--- begin ---

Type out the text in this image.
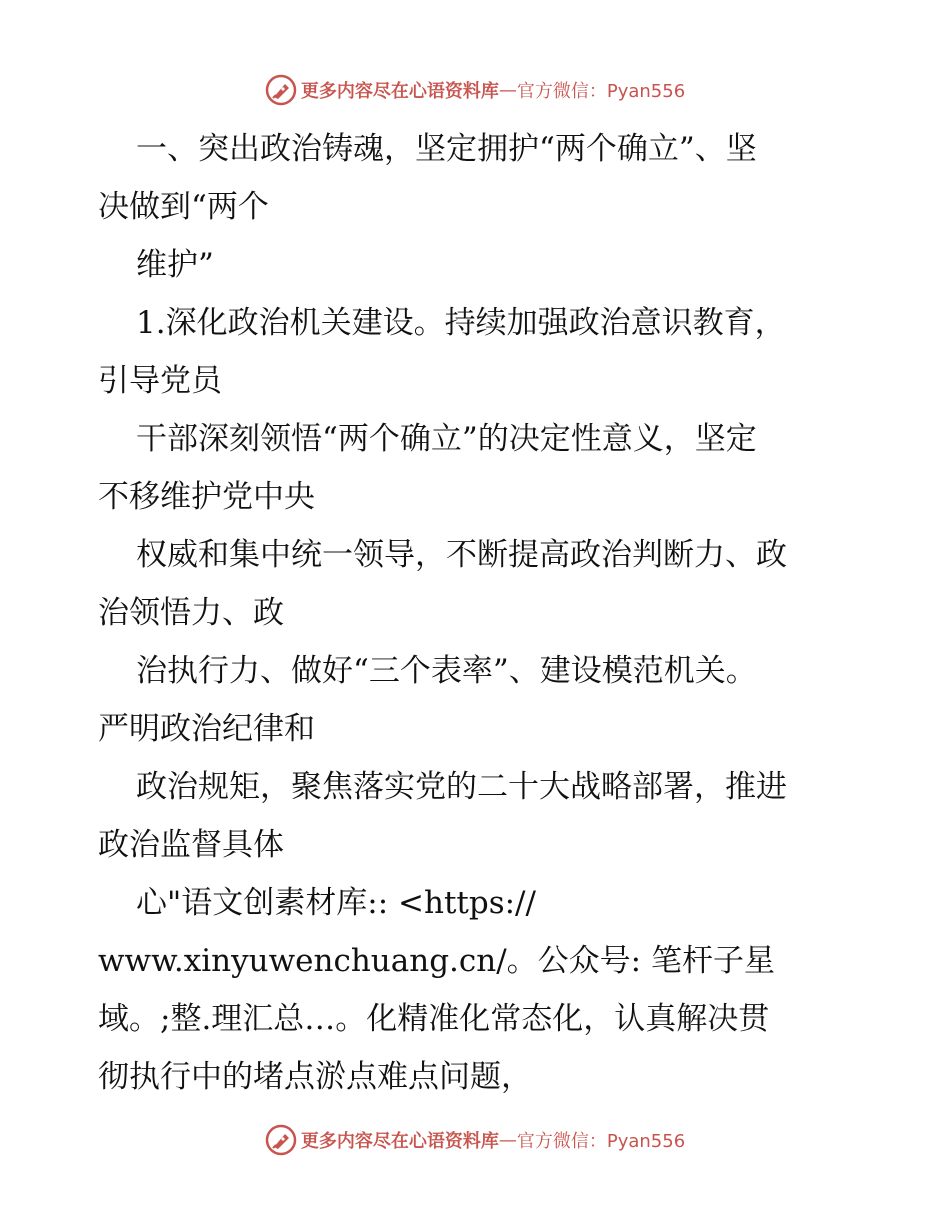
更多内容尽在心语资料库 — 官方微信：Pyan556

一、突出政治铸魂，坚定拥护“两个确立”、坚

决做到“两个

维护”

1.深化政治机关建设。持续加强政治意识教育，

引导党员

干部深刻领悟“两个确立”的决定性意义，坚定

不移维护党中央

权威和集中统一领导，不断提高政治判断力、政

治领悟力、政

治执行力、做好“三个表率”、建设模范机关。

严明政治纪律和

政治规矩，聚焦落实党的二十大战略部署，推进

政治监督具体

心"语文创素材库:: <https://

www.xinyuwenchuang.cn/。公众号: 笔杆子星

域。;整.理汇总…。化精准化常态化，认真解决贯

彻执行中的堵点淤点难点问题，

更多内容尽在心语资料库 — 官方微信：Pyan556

--- end ---
--- begin ---

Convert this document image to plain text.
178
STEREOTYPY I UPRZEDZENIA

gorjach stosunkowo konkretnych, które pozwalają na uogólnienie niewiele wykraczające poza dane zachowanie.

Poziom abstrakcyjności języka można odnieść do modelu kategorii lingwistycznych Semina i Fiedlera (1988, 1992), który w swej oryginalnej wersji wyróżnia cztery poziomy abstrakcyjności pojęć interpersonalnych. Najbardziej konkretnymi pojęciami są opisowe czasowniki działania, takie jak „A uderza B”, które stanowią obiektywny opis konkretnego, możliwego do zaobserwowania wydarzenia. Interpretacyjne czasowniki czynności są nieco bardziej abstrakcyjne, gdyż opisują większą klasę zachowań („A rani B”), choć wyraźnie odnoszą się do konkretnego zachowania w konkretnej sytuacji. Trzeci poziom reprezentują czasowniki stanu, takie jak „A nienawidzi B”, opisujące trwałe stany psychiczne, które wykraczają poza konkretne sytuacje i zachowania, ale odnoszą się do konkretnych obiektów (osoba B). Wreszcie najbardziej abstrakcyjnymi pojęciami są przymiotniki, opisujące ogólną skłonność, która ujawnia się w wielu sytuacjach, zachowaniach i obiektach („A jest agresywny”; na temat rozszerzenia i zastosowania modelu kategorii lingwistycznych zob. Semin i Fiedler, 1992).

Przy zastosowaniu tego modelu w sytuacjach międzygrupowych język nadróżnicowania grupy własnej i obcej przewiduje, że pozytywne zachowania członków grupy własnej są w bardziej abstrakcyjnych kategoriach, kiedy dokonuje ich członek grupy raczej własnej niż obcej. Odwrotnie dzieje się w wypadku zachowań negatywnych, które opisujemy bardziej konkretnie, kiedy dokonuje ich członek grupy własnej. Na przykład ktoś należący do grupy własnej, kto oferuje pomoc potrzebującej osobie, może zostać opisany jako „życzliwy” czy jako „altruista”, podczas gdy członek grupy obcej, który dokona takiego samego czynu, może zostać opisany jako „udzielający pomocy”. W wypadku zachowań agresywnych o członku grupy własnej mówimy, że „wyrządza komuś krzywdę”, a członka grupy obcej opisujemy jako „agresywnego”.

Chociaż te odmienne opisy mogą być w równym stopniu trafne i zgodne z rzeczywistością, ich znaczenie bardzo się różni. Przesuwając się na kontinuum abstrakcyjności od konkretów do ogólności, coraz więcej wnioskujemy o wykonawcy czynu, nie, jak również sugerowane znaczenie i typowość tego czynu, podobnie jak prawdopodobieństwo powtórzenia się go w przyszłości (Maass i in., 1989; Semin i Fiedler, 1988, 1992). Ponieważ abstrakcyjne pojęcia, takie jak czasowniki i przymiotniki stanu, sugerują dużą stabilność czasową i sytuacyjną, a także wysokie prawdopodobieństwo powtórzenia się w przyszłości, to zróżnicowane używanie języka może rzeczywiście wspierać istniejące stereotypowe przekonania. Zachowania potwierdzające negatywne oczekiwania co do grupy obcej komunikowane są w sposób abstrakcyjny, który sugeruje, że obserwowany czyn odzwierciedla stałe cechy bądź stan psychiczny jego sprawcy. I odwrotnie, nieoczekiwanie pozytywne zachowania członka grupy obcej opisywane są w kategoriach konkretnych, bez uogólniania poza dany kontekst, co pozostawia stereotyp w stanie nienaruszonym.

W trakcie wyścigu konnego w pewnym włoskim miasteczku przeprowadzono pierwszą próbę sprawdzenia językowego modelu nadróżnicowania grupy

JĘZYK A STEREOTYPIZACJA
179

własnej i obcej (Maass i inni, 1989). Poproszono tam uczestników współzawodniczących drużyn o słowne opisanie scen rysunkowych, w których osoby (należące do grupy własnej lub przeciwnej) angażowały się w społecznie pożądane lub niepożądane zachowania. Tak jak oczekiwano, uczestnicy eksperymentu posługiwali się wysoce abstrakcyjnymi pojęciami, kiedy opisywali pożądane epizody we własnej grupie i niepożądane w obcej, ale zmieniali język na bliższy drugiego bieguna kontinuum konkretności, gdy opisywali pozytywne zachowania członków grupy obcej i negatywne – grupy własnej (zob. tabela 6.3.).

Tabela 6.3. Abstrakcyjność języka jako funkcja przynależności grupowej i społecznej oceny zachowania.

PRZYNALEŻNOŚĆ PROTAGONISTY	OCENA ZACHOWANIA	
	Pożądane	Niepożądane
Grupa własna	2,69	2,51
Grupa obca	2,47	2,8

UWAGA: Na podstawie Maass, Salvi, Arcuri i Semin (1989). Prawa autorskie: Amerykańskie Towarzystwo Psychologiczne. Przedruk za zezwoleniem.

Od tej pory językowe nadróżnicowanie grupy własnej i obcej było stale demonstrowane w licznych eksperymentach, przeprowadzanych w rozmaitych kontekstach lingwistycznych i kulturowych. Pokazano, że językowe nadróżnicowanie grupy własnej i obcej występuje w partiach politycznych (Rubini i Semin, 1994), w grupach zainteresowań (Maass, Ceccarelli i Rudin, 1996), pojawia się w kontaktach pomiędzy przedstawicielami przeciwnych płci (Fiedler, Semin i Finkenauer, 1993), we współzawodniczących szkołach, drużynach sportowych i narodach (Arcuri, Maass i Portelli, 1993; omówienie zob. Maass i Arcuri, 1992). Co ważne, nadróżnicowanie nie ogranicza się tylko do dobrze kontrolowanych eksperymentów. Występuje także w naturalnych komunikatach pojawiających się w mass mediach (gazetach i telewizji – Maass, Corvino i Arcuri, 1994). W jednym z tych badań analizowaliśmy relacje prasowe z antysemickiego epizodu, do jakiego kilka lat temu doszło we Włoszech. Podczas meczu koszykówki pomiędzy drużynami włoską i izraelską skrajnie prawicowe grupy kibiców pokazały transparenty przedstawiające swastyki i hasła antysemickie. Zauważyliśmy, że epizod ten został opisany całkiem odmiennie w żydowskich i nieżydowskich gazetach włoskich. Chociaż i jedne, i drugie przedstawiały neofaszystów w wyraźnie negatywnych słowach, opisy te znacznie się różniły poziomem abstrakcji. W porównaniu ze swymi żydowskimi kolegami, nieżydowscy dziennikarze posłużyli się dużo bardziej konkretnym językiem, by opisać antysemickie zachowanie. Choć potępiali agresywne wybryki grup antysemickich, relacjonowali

--- end ---

Task instructions —
Select the lines that carry the string "text" and copy them.

Worked answer —
Type out the text in this image.
Convert this document image to plain text.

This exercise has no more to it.